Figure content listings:

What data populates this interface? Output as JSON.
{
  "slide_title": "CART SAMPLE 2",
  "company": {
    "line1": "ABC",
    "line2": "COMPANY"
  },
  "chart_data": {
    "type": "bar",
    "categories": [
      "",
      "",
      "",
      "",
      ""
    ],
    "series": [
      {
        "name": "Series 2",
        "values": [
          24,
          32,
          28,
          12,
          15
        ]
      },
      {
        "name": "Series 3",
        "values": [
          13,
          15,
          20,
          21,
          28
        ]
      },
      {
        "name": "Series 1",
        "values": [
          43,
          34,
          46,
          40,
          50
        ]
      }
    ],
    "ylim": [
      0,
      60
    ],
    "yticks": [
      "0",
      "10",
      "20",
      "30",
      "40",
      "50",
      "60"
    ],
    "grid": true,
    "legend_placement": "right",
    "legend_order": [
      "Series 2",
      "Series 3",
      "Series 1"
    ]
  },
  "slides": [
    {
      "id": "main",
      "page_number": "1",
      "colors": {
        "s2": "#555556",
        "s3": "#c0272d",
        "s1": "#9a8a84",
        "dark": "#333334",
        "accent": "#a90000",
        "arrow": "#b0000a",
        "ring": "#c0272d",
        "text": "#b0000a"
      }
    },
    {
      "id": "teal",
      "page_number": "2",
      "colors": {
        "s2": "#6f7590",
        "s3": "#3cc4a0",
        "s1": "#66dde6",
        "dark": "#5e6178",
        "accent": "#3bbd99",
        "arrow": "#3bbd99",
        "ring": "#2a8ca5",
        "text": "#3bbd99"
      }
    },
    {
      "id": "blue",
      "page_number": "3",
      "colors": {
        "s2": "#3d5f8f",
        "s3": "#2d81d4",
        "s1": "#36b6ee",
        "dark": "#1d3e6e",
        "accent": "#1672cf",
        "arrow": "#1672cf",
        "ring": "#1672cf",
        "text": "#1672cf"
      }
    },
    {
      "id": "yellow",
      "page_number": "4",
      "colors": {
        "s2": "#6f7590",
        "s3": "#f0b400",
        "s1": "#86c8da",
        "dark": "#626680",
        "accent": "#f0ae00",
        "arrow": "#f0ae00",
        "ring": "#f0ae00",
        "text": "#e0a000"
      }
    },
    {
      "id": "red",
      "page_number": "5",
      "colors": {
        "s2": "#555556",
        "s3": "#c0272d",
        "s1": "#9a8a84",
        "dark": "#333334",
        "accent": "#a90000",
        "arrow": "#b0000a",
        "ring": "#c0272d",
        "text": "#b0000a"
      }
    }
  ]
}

Stated problem
All the entries above need to be reproduced exactly.

Answer to the task
What data populates this interface? Output as JSON.
{
  "slide_title": "CART SAMPLE 2",
  "company": {
    "line1": "ABC",
    "line2": "COMPANY"
  },
  "chart_data": {
    "type": "bar",
    "categories": [
      "",
      "",
      "",
      "",
      ""
    ],
    "series": [
      {
        "name": "Series 2",
        "values": [
          24,
          32,
          28,
          12,
          15
        ]
      },
      {
        "name": "Series 3",
        "values": [
          13,
          15,
          20,
          21,
          28
        ]
      },
      {
        "name": "Series 1",
        "values": [
          43,
          34,
          46,
          40,
          50
        ]
      }
    ],
    "ylim": [
      0,
      60
    ],
    "yticks": [
      "0",
      "10",
      "20",
      "30",
      "40",
      "50",
      "60"
    ],
    "grid": true,
    "legend_placement": "right",
    "legend_order": [
      "Series 2",
      "Series 3",
      "Series 1"
    ]
  },
  "slides": [
    {
      "id": "main",
      "page_number": "1",
      "colors": {
        "s2": "#555556",
        "s3": "#c0272d",
        "s1": "#9a8a84",
        "dark": "#333334",
        "accent": "#a90000",
        "arrow": "#b0000a",
        "ring": "#c0272d",
        "text": "#b0000a"
      }
    },
    {
      "id": "teal",
      "page_number": "2",
      "colors": {
        "s2": "#6f7590",
        "s3": "#3cc4a0",
        "s1": "#66dde6",
        "dark": "#5e6178",
        "accent": "#3bbd99",
        "arrow": "#3bbd99",
        "ring": "#2a8ca5",
        "text": "#3bbd99"
      }
    },
    {
      "id": "blue",
      "page_number": "3",
      "colors": {
        "s2": "#3d5f8f",
        "s3": "#2d81d4",
        "s1": "#36b6ee",
        "dark": "#1d3e6e",
        "accent": "#1672cf",
        "arrow": "#1672cf",
        "ring": "#1672cf",
        "text": "#1672cf"
      }
    },
    {
      "id": "yellow",
      "page_number": "4",
      "colors": {
        "s2": "#6f7590",
        "s3": "#f0b400",
        "s1": "#86c8da",
        "dark": "#626680",
        "accent": "#f0ae00",
        "arrow": "#f0ae00",
        "ring": "#f0ae00",
        "text": "#e0a000"
      }
    },
    {
      "id": "red",
      "page_number": "5",
      "colors": {
        "s2": "#555556",
        "s3": "#c0272d",
        "s1": "#9a8a84",
        "dark": "#333334",
        "accent": "#a90000",
        "arrow": "#b0000a",
        "ring": "#c0272d",
        "text": "#b0000a"
      }
    }
  ]
}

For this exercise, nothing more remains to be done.